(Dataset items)
'''

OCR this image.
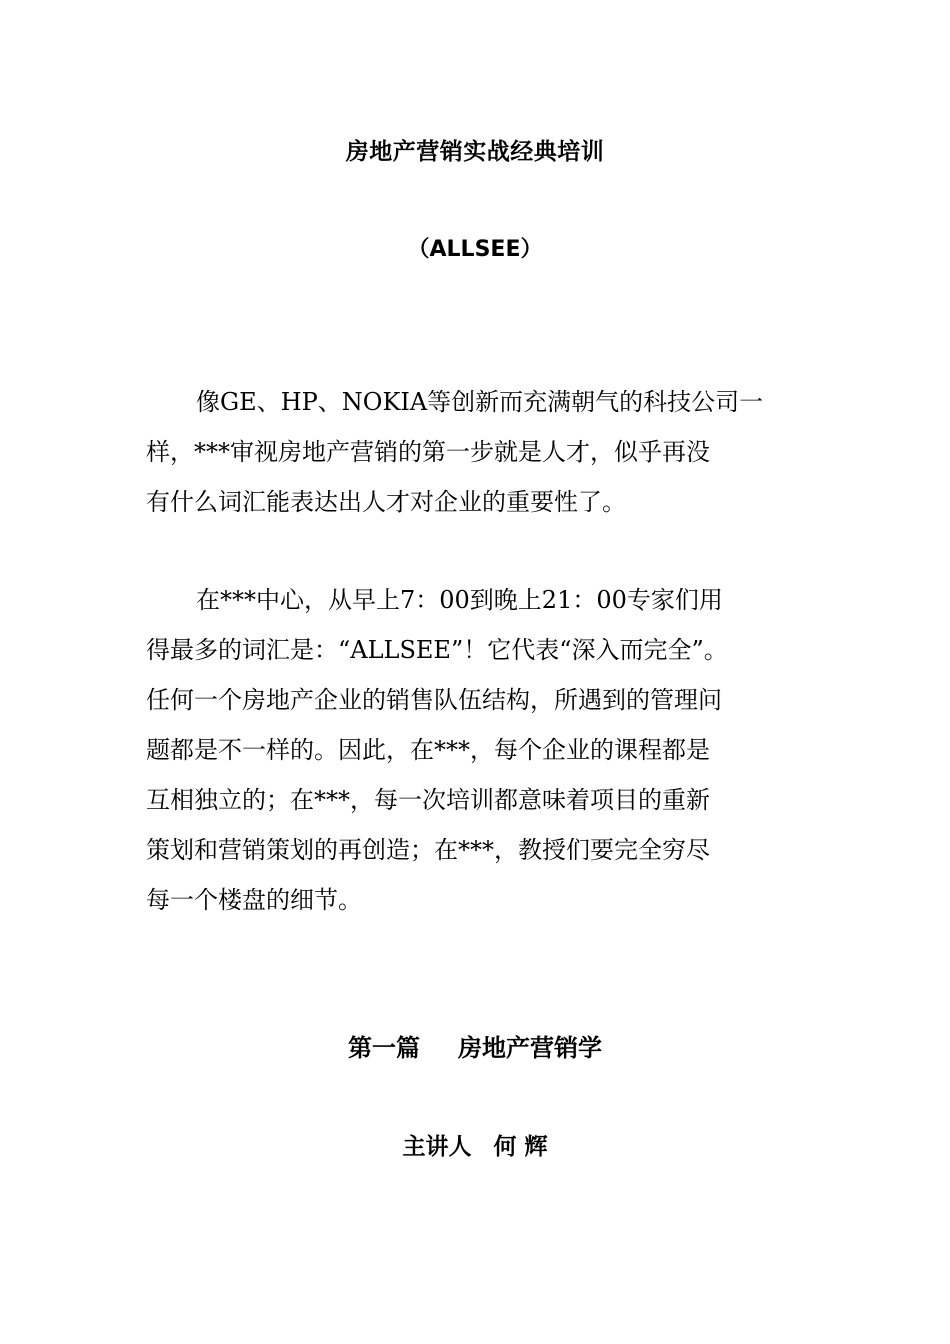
房地产营销实战经典培训
（ALLSEE）

像GE、HP、NOKIA等创新而充满朝气的科技公司一
样，***审视房地产营销的第一步就是人才，似乎再没
有什么词汇能表达出人才对企业的重要性了。

在***中心，从早上7：00到晚上21：00专家们用
得最多的词汇是：“ALLSEE”！它代表“深入而完全”。
任何一个房地产企业的销售队伍结构，所遇到的管理问
题都是不一样的。因此，在***，每个企业的课程都是
互相独立的；在***，每一次培训都意味着项目的重新
策划和营销策划的再创造；在***，教授们要完全穷尽
每一个楼盘的细节。

第一篇 房地产营销学
主讲人 何 辉
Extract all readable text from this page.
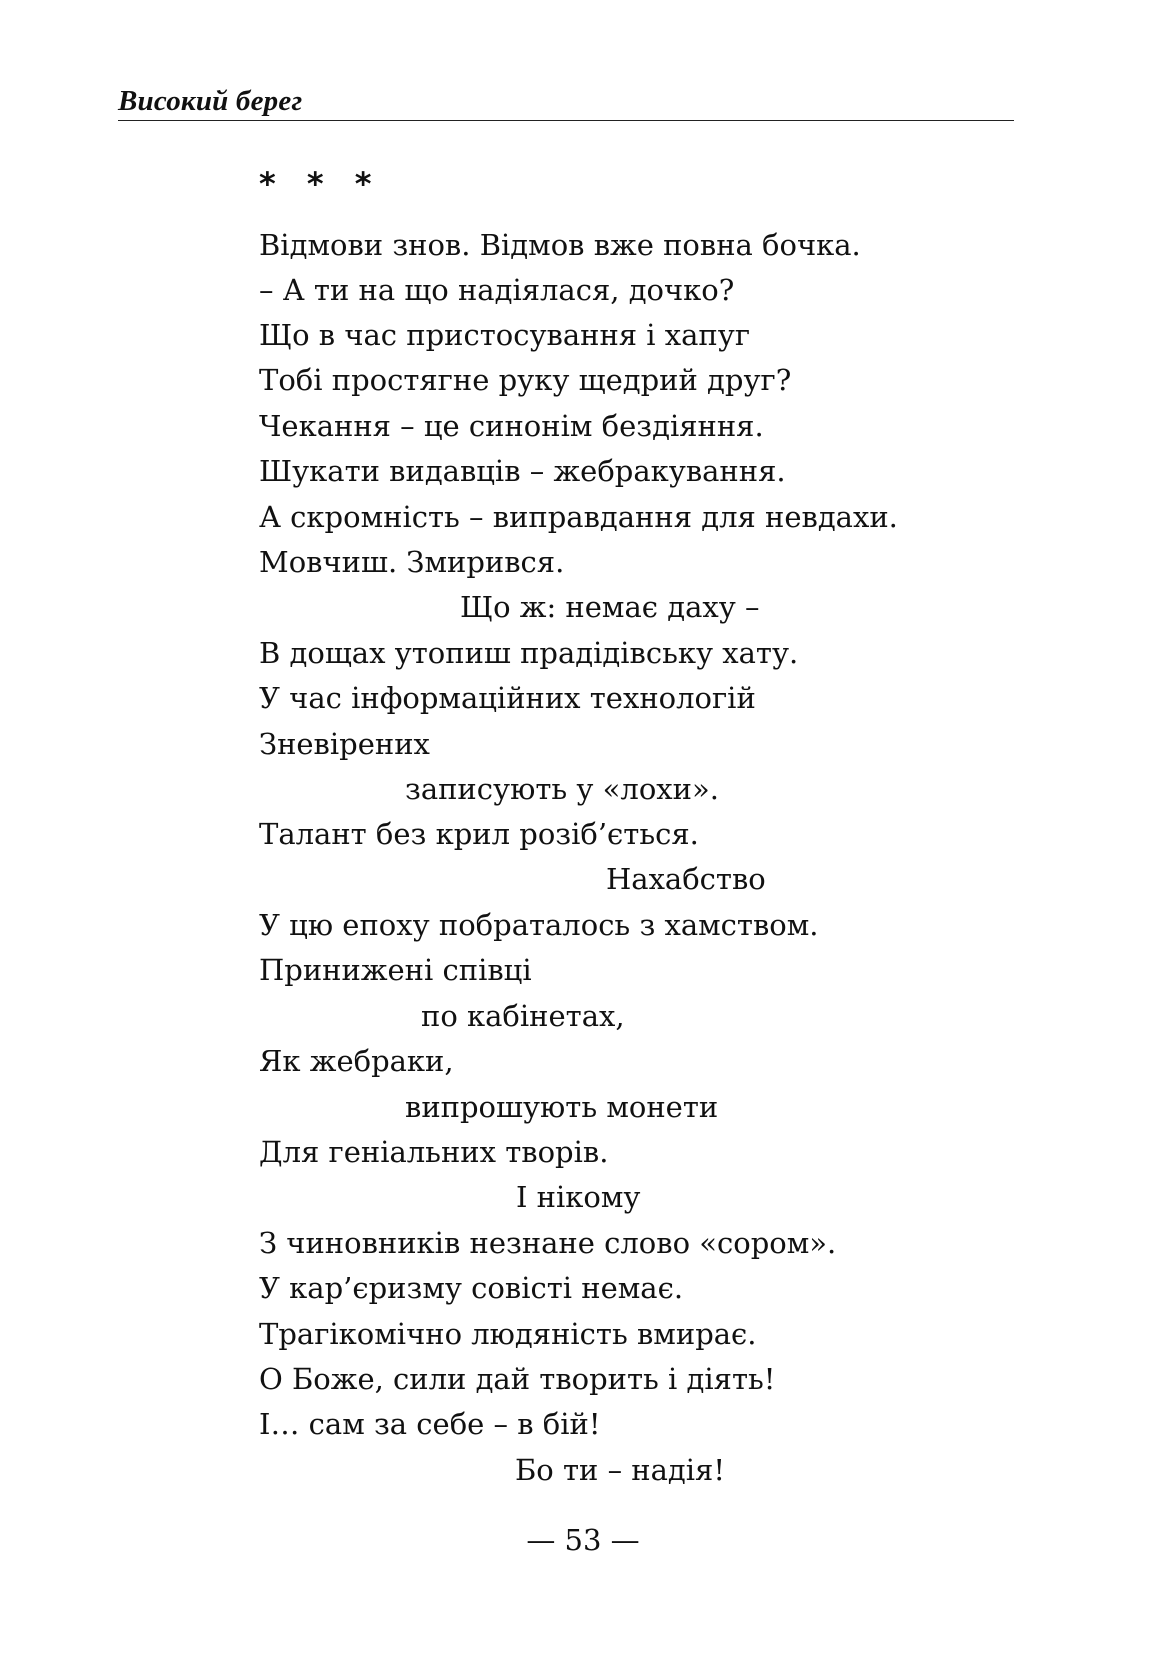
Високий берег
* * *
Відмови знов. Відмов вже повна бочка.
– А ти на що надіялася, дочко?
Що в час пристосування і хапуг
Тобі простягне руку щедрий друг?
Чекання – це синонім бездіяння.
Шукати видавців – жебракування.
А скромність – виправдання для невдахи.
Мовчиш. Змирився.
Що ж: немає даху –
В дощах утопиш прадідівську хату.
У час інформаційних технологій
Зневірених
записують у «лохи».
Талант без крил розіб’ється.
Нахабство
У цю епоху побраталось з хамством.
Принижені співці
по кабінетах,
Як жебраки,
випрошують монети
Для геніальних творів.
І нікому
З чиновників незнане слово «сором».
У кар’єризму совісті немає.
Трагікомічно людяність вмирає.
О Боже, сили дай творить і діять!
І… сам за себе – в бій!
Бо ти – надія!
— 53 —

'''

Task description
Copy down every line of the entries containing the word "this".

Result
OCR this image.
Extract all readable text from this page.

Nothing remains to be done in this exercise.